Copy out the records precisely, omitting pictures.

#### DATA SHOWN

:::

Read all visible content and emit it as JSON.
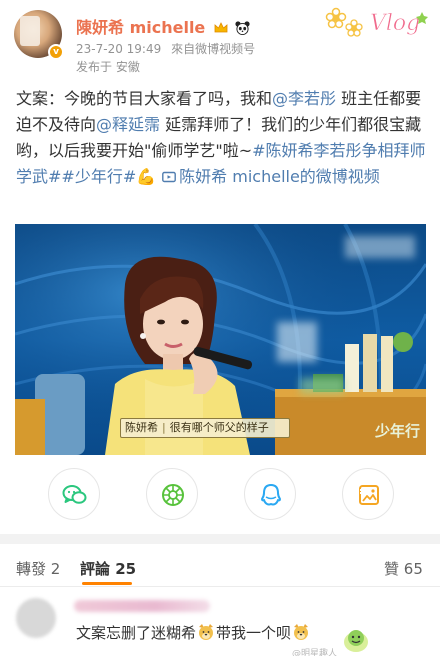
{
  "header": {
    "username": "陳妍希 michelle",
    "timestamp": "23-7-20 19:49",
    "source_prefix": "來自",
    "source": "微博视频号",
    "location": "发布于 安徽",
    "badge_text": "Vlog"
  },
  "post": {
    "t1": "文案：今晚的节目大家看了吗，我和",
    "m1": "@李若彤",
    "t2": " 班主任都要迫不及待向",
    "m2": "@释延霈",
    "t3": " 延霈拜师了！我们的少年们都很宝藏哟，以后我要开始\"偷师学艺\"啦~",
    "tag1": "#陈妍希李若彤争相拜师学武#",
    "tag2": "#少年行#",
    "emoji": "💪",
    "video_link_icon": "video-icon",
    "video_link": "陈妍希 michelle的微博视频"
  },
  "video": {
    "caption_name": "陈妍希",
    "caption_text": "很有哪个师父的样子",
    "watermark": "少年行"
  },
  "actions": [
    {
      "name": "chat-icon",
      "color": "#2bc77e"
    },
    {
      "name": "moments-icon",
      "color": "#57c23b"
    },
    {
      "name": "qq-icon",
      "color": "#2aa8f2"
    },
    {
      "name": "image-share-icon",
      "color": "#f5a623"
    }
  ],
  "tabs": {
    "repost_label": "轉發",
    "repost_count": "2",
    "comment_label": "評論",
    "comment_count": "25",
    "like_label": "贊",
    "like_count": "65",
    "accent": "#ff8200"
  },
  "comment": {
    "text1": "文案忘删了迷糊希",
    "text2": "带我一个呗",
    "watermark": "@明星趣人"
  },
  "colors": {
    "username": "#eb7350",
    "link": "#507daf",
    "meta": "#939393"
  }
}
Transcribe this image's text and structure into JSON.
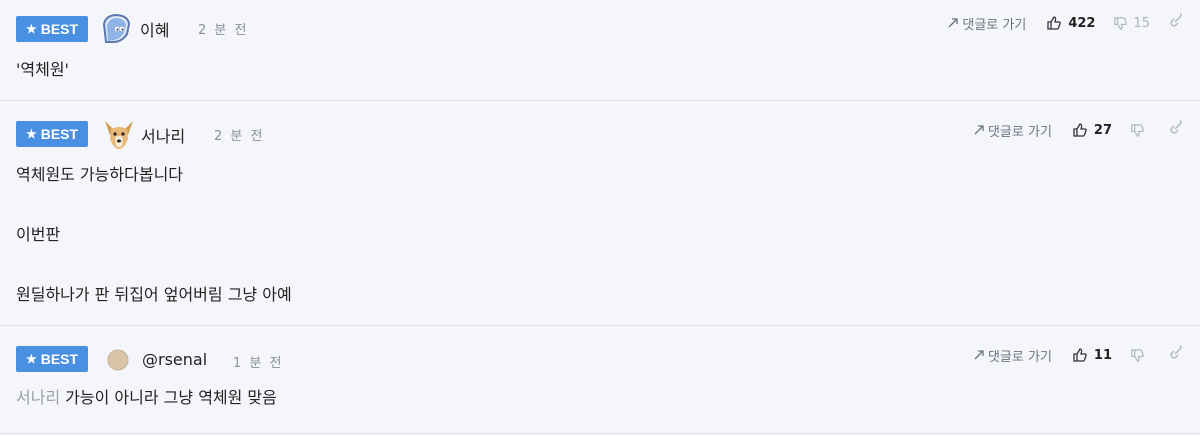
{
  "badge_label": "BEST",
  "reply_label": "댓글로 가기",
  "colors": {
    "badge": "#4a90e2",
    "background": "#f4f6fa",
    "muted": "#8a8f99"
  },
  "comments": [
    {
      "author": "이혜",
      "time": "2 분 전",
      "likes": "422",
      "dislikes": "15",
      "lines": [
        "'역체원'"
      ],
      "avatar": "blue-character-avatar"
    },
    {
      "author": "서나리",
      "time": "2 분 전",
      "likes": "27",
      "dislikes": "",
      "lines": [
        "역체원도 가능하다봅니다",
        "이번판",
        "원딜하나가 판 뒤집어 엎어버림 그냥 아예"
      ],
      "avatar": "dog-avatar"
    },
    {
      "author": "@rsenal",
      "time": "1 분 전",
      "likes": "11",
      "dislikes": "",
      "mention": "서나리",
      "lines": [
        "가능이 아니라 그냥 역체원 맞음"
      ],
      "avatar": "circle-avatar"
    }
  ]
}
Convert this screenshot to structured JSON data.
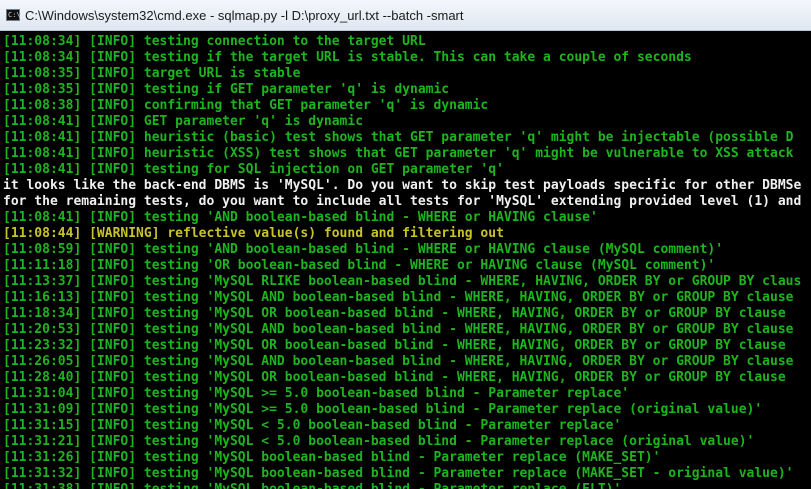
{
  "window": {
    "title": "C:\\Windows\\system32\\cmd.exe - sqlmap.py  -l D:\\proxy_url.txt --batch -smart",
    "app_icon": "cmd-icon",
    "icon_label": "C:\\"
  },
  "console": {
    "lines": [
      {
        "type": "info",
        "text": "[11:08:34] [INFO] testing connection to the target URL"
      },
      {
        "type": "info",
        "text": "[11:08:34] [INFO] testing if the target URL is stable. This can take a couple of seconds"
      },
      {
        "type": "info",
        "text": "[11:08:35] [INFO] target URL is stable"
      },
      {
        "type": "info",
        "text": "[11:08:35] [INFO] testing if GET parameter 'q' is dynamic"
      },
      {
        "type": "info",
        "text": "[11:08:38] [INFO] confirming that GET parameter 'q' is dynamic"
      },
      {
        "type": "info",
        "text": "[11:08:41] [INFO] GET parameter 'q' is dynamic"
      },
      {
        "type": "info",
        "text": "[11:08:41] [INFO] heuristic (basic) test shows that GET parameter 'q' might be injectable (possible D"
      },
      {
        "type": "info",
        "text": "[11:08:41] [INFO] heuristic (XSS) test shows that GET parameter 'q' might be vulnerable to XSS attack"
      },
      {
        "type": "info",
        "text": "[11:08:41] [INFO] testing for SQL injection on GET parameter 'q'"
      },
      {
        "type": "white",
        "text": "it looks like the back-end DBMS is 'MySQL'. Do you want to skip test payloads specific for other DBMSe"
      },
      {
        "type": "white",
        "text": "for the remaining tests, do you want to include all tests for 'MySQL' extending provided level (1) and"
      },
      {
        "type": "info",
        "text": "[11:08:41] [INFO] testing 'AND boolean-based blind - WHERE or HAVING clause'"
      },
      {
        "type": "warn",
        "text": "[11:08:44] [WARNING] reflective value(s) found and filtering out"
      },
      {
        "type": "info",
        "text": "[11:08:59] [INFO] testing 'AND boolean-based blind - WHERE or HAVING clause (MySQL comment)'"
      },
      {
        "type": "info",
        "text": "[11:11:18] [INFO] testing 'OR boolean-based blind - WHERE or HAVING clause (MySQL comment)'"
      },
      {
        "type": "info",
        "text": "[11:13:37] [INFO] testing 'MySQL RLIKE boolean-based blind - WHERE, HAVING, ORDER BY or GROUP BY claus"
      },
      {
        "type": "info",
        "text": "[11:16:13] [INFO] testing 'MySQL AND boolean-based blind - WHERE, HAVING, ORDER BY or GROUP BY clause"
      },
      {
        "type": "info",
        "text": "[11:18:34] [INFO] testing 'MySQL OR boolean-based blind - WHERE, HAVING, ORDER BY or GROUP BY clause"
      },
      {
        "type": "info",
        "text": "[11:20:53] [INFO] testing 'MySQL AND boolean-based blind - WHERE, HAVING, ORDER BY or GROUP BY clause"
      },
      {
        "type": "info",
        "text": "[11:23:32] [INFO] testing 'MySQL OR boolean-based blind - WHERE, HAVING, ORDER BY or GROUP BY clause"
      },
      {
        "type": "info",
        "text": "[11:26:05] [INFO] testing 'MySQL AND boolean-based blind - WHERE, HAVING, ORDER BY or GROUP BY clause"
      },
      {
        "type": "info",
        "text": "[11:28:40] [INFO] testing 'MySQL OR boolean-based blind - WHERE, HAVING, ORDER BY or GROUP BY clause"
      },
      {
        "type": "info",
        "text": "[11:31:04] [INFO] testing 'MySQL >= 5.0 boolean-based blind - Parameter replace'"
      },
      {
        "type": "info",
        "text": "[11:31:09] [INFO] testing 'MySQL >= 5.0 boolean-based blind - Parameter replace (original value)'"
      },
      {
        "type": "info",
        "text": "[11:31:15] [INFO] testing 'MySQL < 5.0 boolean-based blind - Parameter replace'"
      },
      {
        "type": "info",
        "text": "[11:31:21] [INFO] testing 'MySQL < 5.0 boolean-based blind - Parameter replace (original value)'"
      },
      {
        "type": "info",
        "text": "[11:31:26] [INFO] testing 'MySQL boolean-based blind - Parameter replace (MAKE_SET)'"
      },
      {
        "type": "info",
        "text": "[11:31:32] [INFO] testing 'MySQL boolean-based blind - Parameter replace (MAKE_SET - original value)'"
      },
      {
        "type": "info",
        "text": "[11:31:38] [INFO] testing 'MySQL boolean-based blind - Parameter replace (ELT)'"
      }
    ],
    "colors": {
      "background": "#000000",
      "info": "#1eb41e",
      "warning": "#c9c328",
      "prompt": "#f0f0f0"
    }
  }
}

:::

#### RESULT FOR THIS EXERCISE
Read all visible content and emit it as JSON.
{
  "header": {
    "username": "陳妍希 michelle",
    "timestamp": "23-7-20 19:49",
    "source_prefix": "來自",
    "source": "微博视频号",
    "location": "发布于 安徽",
    "badge_text": "Vlog"
  },
  "post": {
    "t1": "文案：今晚的节目大家看了吗，我和",
    "m1": "@李若彤",
    "t2": " 班主任都要迫不及待向",
    "m2": "@释延霈",
    "t3": " 延霈拜师了！我们的少年们都很宝藏哟，以后我要开始\"偷师学艺\"啦~",
    "tag1": "#陈妍希李若彤争相拜师学武#",
    "tag2": "#少年行#",
    "emoji": "💪",
    "video_link_icon": "video-icon",
    "video_link": "陈妍希 michelle的微博视频"
  },
  "video": {
    "caption_name": "陈妍希",
    "caption_text": "很有哪个师父的样子",
    "watermark": "少年行"
  },
  "actions": [
    {
      "name": "chat-icon",
      "color": "#2bc77e"
    },
    {
      "name": "moments-icon",
      "color": "#57c23b"
    },
    {
      "name": "qq-icon",
      "color": "#2aa8f2"
    },
    {
      "name": "image-share-icon",
      "color": "#f5a623"
    }
  ],
  "tabs": {
    "repost_label": "轉發",
    "repost_count": "2",
    "comment_label": "評論",
    "comment_count": "25",
    "like_label": "贊",
    "like_count": "65",
    "accent": "#ff8200"
  },
  "comment": {
    "text1": "文案忘删了迷糊希",
    "text2": "带我一个呗",
    "watermark": "@明星趣人"
  },
  "colors": {
    "username": "#eb7350",
    "link": "#507daf",
    "meta": "#939393"
  }
}
Transcribe this image's text and structure into JSON.
{
  "badge_label": "BEST",
  "reply_label": "댓글로 가기",
  "colors": {
    "badge": "#4a90e2",
    "background": "#f4f6fa",
    "muted": "#8a8f99"
  },
  "comments": [
    {
      "author": "이혜",
      "time": "2 분 전",
      "likes": "422",
      "dislikes": "15",
      "lines": [
        "'역체원'"
      ],
      "avatar": "blue-character-avatar"
    },
    {
      "author": "서나리",
      "time": "2 분 전",
      "likes": "27",
      "dislikes": "",
      "lines": [
        "역체원도 가능하다봅니다",
        "이번판",
        "원딜하나가 판 뒤집어 엎어버림 그냥 아예"
      ],
      "avatar": "dog-avatar"
    },
    {
      "author": "@rsenal",
      "time": "1 분 전",
      "likes": "11",
      "dislikes": "",
      "mention": "서나리",
      "lines": [
        "가능이 아니라 그냥 역체원 맞음"
      ],
      "avatar": "circle-avatar"
    }
  ]
}
Convert this screenshot to structured JSON data.
{
  "window": {
    "title": "C:\\Windows\\system32\\cmd.exe - sqlmap.py  -l D:\\proxy_url.txt --batch -smart",
    "app_icon": "cmd-icon",
    "icon_label": "C:\\"
  },
  "console": {
    "lines": [
      {
        "type": "info",
        "text": "[11:08:34] [INFO] testing connection to the target URL"
      },
      {
        "type": "info",
        "text": "[11:08:34] [INFO] testing if the target URL is stable. This can take a couple of seconds"
      },
      {
        "type": "info",
        "text": "[11:08:35] [INFO] target URL is stable"
      },
      {
        "type": "info",
        "text": "[11:08:35] [INFO] testing if GET parameter 'q' is dynamic"
      },
      {
        "type": "info",
        "text": "[11:08:38] [INFO] confirming that GET parameter 'q' is dynamic"
      },
      {
        "type": "info",
        "text": "[11:08:41] [INFO] GET parameter 'q' is dynamic"
      },
      {
        "type": "info",
        "text": "[11:08:41] [INFO] heuristic (basic) test shows that GET parameter 'q' might be injectable (possible D"
      },
      {
        "type": "info",
        "text": "[11:08:41] [INFO] heuristic (XSS) test shows that GET parameter 'q' might be vulnerable to XSS attack"
      },
      {
        "type": "info",
        "text": "[11:08:41] [INFO] testing for SQL injection on GET parameter 'q'"
      },
      {
        "type": "white",
        "text": "it looks like the back-end DBMS is 'MySQL'. Do you want to skip test payloads specific for other DBMSe"
      },
      {
        "type": "white",
        "text": "for the remaining tests, do you want to include all tests for 'MySQL' extending provided level (1) and"
      },
      {
        "type": "info",
        "text": "[11:08:41] [INFO] testing 'AND boolean-based blind - WHERE or HAVING clause'"
      },
      {
        "type": "warn",
        "text": "[11:08:44] [WARNING] reflective value(s) found and filtering out"
      },
      {
        "type": "info",
        "text": "[11:08:59] [INFO] testing 'AND boolean-based blind - WHERE or HAVING clause (MySQL comment)'"
      },
      {
        "type": "info",
        "text": "[11:11:18] [INFO] testing 'OR boolean-based blind - WHERE or HAVING clause (MySQL comment)'"
      },
      {
        "type": "info",
        "text": "[11:13:37] [INFO] testing 'MySQL RLIKE boolean-based blind - WHERE, HAVING, ORDER BY or GROUP BY claus"
      },
      {
        "type": "info",
        "text": "[11:16:13] [INFO] testing 'MySQL AND boolean-based blind - WHERE, HAVING, ORDER BY or GROUP BY clause"
      },
      {
        "type": "info",
        "text": "[11:18:34] [INFO] testing 'MySQL OR boolean-based blind - WHERE, HAVING, ORDER BY or GROUP BY clause"
      },
      {
        "type": "info",
        "text": "[11:20:53] [INFO] testing 'MySQL AND boolean-based blind - WHERE, HAVING, ORDER BY or GROUP BY clause"
      },
      {
        "type": "info",
        "text": "[11:23:32] [INFO] testing 'MySQL OR boolean-based blind - WHERE, HAVING, ORDER BY or GROUP BY clause"
      },
      {
        "type": "info",
        "text": "[11:26:05] [INFO] testing 'MySQL AND boolean-based blind - WHERE, HAVING, ORDER BY or GROUP BY clause"
      },
      {
        "type": "info",
        "text": "[11:28:40] [INFO] testing 'MySQL OR boolean-based blind - WHERE, HAVING, ORDER BY or GROUP BY clause"
      },
      {
        "type": "info",
        "text": "[11:31:04] [INFO] testing 'MySQL >= 5.0 boolean-based blind - Parameter replace'"
      },
      {
        "type": "info",
        "text": "[11:31:09] [INFO] testing 'MySQL >= 5.0 boolean-based blind - Parameter replace (original value)'"
      },
      {
        "type": "info",
        "text": "[11:31:15] [INFO] testing 'MySQL < 5.0 boolean-based blind - Parameter replace'"
      },
      {
        "type": "info",
        "text": "[11:31:21] [INFO] testing 'MySQL < 5.0 boolean-based blind - Parameter replace (original value)'"
      },
      {
        "type": "info",
        "text": "[11:31:26] [INFO] testing 'MySQL boolean-based blind - Parameter replace (MAKE_SET)'"
      },
      {
        "type": "info",
        "text": "[11:31:32] [INFO] testing 'MySQL boolean-based blind - Parameter replace (MAKE_SET - original value)'"
      },
      {
        "type": "info",
        "text": "[11:31:38] [INFO] testing 'MySQL boolean-based blind - Parameter replace (ELT)'"
      }
    ],
    "colors": {
      "background": "#000000",
      "info": "#1eb41e",
      "warning": "#c9c328",
      "prompt": "#f0f0f0"
    }
  }
}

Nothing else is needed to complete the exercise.